▸ **Given request**
Pull each line containing "फरवर" out of the data and copy it.

Data records
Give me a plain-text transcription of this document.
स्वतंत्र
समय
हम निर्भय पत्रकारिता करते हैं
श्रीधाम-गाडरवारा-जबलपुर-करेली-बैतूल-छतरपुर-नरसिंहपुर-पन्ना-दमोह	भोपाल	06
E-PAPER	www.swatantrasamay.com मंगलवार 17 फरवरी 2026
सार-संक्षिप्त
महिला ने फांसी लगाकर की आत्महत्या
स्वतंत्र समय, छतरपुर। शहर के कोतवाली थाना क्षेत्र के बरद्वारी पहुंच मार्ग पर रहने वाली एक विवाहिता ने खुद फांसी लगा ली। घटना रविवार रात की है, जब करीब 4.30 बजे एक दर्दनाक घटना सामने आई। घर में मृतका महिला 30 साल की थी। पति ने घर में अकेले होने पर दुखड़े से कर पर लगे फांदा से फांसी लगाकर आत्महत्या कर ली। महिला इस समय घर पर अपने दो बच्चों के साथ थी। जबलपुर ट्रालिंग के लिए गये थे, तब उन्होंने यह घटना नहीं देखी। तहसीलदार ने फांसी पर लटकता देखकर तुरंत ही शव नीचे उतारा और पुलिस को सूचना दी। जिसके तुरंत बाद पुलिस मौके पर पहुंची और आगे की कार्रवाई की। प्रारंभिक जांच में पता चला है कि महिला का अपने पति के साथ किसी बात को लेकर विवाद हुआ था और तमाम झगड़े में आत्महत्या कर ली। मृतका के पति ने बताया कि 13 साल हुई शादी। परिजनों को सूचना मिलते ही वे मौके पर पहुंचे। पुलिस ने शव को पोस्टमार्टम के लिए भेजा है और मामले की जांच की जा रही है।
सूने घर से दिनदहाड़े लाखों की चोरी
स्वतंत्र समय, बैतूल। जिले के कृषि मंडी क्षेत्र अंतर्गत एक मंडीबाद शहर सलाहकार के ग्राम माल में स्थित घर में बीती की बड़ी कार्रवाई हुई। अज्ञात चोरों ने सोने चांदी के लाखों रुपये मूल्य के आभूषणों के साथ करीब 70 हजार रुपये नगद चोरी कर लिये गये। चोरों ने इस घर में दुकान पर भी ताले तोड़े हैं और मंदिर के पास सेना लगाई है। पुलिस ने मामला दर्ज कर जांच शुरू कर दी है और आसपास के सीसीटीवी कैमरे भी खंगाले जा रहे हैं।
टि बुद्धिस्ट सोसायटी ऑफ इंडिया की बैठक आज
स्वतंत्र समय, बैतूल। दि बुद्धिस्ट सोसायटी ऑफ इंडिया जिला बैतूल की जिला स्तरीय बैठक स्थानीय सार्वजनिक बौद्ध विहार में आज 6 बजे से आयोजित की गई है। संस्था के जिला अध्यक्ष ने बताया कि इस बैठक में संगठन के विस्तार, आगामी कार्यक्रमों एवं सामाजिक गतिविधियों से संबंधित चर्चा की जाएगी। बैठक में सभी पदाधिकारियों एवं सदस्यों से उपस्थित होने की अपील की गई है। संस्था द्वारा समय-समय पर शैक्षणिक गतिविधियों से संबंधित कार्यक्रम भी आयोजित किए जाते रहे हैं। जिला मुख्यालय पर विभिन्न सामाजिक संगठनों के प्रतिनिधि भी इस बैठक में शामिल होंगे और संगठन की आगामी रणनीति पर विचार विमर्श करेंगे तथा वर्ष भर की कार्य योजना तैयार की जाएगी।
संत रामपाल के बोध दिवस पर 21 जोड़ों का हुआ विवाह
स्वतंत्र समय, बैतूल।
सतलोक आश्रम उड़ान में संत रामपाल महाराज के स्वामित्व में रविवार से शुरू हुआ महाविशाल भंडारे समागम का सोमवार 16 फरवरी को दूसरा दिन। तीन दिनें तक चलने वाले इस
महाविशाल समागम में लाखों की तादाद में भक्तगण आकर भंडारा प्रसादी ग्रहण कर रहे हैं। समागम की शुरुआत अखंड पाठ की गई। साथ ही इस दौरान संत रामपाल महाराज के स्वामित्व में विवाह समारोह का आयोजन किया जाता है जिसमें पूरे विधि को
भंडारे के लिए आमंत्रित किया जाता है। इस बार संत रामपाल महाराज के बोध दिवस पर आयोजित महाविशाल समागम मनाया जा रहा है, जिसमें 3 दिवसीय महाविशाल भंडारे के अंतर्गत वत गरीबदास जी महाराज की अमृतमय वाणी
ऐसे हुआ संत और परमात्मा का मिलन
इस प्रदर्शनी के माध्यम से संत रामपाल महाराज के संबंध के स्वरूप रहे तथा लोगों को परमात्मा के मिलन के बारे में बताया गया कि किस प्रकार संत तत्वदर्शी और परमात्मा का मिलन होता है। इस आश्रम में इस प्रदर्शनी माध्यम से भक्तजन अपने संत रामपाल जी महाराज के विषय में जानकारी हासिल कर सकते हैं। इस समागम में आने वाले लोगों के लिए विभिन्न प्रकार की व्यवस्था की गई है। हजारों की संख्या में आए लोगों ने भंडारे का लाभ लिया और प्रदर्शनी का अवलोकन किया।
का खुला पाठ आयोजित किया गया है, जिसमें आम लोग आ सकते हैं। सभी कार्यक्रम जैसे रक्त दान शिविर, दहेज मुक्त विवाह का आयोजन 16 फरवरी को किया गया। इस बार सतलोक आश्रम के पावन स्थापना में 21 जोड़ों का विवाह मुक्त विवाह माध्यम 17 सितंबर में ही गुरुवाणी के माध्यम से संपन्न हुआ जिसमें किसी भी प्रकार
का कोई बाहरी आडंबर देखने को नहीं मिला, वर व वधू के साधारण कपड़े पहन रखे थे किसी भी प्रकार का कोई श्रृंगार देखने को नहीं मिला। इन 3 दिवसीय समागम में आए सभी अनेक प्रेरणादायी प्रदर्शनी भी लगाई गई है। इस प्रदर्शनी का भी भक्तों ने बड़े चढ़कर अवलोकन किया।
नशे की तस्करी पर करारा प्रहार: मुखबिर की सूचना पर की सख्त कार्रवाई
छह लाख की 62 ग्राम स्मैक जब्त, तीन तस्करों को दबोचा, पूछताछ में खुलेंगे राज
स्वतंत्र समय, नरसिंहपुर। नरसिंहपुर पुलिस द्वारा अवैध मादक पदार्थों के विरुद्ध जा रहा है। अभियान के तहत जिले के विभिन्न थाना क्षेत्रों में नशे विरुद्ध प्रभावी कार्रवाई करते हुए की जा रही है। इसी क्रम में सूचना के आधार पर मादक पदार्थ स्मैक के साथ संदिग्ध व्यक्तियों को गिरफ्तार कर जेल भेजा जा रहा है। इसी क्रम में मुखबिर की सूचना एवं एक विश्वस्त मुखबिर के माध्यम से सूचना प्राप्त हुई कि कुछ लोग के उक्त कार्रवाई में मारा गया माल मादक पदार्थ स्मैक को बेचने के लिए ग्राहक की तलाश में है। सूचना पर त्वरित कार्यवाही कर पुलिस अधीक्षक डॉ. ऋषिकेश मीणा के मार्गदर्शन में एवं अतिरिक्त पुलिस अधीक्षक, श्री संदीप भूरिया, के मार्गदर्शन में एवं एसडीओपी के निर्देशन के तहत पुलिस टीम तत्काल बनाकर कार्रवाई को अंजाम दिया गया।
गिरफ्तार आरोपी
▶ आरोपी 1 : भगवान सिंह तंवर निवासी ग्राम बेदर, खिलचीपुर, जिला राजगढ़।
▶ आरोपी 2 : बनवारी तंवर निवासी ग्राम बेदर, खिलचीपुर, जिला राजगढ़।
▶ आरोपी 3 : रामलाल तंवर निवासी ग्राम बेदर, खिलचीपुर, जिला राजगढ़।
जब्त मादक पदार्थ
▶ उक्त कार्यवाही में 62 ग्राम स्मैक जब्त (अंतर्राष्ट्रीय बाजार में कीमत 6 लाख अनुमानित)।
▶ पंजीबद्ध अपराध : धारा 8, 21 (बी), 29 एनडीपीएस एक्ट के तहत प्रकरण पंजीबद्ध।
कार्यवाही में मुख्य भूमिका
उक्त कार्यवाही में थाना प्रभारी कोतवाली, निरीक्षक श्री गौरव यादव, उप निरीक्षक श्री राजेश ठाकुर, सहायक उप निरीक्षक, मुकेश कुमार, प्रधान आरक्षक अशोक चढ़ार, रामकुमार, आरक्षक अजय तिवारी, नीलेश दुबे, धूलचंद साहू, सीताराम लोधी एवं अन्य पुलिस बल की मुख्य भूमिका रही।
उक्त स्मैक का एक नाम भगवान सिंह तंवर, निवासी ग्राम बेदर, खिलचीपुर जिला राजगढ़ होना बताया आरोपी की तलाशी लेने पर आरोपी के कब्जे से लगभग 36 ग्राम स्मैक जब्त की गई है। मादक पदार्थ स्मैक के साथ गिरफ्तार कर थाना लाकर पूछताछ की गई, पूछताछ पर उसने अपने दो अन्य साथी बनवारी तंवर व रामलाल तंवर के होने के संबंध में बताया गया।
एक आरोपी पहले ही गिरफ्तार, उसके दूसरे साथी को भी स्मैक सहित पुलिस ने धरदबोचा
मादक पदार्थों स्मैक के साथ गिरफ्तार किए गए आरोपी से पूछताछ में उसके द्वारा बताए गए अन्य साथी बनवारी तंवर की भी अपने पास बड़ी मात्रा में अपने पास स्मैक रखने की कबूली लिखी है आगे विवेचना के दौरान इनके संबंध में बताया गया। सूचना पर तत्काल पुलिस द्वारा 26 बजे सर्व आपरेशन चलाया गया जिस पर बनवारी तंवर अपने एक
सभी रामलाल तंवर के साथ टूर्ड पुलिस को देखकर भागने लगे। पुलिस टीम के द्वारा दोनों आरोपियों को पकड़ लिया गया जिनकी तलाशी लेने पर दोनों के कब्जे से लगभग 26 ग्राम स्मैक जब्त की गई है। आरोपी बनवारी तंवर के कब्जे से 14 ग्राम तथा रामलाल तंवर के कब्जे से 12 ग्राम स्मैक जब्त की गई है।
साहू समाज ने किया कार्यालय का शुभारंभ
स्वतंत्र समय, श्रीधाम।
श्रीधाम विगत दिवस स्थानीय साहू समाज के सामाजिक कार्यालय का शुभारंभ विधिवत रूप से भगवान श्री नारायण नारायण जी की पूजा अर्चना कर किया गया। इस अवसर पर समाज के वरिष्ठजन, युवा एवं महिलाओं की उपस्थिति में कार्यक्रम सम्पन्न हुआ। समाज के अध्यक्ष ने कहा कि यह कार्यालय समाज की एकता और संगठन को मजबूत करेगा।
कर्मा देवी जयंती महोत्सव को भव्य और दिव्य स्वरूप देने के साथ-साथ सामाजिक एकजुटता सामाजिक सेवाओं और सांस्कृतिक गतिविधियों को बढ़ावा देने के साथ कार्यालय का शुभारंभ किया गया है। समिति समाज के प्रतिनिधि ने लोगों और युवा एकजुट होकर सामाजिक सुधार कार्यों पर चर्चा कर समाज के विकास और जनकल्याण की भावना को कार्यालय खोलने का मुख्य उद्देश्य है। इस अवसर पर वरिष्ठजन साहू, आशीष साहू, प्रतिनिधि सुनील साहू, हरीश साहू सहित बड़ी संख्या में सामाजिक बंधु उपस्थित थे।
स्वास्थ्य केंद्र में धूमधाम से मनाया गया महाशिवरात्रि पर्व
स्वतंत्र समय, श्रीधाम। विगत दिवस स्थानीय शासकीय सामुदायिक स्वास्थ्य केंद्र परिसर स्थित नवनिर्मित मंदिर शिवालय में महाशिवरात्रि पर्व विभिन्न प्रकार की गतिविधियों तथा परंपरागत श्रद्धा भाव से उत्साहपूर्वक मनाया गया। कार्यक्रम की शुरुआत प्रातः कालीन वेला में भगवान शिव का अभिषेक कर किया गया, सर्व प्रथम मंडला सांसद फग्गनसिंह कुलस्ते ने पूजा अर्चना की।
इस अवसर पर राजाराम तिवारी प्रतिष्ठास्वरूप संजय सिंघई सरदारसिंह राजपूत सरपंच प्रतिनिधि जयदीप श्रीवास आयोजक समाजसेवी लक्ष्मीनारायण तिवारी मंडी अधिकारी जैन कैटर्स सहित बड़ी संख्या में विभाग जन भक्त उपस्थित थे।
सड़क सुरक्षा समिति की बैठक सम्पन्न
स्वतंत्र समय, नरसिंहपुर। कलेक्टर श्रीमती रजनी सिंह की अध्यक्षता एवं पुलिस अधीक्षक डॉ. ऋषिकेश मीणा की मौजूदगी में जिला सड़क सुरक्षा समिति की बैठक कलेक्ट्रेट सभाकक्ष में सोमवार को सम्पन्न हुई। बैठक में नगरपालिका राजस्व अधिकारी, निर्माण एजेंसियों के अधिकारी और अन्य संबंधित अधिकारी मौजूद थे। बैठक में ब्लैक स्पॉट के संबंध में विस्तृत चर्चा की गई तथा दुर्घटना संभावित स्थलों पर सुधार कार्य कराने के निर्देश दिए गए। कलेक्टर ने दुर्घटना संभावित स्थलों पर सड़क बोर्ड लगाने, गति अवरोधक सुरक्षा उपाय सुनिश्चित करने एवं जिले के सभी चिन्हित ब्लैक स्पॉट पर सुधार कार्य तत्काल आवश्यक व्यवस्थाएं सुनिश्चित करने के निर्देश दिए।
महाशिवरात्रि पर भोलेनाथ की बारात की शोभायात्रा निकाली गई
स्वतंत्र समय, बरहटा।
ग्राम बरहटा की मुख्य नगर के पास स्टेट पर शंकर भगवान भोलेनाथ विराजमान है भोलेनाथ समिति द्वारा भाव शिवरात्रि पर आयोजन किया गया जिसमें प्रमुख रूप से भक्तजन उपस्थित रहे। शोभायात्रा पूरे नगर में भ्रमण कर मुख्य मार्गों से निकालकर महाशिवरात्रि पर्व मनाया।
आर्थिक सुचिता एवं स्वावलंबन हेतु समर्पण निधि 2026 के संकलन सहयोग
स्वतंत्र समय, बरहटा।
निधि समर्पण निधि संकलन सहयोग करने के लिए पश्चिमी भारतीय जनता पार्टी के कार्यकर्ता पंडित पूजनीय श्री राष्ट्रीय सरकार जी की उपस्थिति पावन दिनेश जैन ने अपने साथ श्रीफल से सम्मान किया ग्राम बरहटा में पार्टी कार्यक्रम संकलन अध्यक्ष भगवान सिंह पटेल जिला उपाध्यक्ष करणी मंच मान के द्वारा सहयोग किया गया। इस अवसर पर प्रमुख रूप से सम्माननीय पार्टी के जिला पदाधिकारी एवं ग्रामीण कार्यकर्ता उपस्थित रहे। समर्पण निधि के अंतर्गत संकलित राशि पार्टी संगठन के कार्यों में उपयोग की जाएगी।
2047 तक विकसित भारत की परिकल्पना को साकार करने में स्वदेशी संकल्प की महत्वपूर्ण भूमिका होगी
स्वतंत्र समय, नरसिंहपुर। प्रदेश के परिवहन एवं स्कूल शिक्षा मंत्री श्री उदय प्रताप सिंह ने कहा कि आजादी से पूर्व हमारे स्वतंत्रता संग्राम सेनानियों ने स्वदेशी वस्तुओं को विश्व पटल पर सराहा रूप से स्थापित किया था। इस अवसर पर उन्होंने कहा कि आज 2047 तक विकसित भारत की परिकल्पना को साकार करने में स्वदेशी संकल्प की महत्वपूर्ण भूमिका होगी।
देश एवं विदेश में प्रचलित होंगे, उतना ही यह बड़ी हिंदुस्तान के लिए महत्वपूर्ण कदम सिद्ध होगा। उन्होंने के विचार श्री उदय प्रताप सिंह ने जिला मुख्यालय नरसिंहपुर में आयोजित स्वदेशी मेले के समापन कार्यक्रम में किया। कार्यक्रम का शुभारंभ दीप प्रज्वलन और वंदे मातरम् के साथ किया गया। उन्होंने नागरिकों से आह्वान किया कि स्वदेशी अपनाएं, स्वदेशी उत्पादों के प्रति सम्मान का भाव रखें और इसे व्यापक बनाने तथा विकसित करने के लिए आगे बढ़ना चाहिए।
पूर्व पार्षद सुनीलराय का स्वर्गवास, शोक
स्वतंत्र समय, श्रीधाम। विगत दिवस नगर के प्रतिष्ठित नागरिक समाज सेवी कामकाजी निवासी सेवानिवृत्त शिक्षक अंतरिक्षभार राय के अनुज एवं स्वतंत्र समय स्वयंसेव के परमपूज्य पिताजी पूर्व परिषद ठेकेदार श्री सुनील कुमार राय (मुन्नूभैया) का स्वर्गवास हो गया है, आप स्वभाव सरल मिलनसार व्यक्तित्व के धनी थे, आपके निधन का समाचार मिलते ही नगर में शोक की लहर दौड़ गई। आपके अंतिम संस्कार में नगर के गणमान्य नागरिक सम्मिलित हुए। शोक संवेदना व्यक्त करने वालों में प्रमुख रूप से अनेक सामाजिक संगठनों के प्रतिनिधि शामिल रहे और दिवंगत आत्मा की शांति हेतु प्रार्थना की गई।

▸ **Task result**
E-PAPER	www.swatantrasamay.com मंगलवार 17 फरवरी 2026
सतलोक आश्रम उड़ान में संत रामपाल महाराज के स्वामित्व में रविवार से शुरू हुआ महाविशाल भंडारे समागम का सोमवार 16 फरवरी को दूसरा दिन। तीन दिनें तक चलने वाले इस
का खुला पाठ आयोजित किया गया है, जिसमें आम लोग आ सकते हैं। सभी कार्यक्रम जैसे रक्त दान शिविर, दहेज मुक्त विवाह का आयोजन 16 फरवरी को किया गया। इस बार सतलोक आश्रम के पावन स्थापना में 21 जोड़ों का विवाह मुक्त विवाह माध्यम 17 सितंबर में ही गुरुवाणी के माध्यम से संपन्न हुआ जिसमें किसी भी प्रकार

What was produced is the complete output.